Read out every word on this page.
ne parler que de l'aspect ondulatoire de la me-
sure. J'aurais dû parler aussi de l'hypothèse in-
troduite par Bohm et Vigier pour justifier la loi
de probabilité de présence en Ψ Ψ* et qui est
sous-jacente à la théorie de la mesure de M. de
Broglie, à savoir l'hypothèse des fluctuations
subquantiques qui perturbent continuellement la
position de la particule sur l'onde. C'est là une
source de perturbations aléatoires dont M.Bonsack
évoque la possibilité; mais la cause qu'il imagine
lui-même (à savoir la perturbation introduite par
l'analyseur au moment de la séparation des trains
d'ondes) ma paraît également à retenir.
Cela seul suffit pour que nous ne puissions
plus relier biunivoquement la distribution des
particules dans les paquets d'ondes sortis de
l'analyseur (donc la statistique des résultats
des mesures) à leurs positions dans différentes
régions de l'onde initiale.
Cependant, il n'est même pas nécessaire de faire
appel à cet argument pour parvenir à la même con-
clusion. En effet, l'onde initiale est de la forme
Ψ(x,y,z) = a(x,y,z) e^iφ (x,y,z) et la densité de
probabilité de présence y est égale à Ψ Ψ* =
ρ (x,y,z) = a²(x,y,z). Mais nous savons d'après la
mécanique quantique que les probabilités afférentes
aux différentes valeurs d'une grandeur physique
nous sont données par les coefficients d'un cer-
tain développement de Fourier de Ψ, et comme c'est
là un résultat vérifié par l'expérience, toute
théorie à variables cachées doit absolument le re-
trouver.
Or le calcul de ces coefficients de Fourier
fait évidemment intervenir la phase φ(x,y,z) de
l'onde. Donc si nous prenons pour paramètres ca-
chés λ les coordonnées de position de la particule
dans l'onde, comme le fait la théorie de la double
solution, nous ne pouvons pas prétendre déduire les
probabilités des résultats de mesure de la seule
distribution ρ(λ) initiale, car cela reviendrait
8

• _Problem to solve_
How many of the lines above hold "comme"? Answer with only the number.

• _Response to the exercise_
2